──────── RECORDED INFORMATION

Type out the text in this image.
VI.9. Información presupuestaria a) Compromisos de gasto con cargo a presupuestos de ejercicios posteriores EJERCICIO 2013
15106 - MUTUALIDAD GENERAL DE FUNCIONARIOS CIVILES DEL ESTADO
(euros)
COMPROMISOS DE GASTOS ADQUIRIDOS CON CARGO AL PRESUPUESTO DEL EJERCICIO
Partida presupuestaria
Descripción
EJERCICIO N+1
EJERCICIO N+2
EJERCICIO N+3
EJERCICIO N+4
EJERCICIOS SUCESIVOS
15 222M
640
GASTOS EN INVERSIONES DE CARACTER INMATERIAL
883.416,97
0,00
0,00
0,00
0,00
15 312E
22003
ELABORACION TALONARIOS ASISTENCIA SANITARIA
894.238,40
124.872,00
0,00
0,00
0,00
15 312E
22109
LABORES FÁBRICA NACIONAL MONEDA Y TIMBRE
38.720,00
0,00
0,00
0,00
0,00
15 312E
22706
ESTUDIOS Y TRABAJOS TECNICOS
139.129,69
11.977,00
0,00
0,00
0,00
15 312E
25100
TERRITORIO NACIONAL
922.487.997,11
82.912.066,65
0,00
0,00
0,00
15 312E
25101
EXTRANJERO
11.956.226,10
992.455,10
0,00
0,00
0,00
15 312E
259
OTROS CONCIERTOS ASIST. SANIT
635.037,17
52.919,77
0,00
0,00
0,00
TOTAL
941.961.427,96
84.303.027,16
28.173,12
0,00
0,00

────────────────

Write out every line of the entries that holds the word "presupuestaria".

**TASK SOLUTION**
VI.9. Información presupuestaria a) Compromisos de gasto con cargo a presupuestos de ejercicios posteriores EJERCICIO 2013
Partida presupuestaria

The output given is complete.